*WORK ORDER:* Copy each line of the following data that contains "mins".

*Document page transcript entries:*

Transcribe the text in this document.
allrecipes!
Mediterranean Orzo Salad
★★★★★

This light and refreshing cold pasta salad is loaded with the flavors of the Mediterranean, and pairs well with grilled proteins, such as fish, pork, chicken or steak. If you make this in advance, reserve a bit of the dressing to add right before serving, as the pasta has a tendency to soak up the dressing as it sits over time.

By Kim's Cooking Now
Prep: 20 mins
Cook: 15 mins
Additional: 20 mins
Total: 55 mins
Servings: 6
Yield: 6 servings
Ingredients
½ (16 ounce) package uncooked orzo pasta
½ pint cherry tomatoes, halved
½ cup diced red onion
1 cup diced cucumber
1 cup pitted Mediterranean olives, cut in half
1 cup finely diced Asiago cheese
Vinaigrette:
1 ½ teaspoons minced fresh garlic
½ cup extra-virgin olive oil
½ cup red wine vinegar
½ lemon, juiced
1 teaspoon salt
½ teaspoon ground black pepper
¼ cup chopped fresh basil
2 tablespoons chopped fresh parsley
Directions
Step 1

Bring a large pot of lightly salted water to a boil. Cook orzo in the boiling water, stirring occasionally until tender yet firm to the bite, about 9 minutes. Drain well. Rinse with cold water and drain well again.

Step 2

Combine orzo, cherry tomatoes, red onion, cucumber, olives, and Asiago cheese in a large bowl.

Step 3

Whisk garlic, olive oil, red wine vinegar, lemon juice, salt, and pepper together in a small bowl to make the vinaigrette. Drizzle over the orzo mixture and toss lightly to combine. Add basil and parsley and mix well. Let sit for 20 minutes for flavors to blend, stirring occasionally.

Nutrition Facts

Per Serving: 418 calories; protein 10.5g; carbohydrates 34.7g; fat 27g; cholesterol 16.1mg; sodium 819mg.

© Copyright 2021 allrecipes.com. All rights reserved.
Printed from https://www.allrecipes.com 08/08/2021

*ANSWER TO THE EXERCISE:*
Prep: 20 mins
Cook: 15 mins
Additional: 20 mins
Total: 55 mins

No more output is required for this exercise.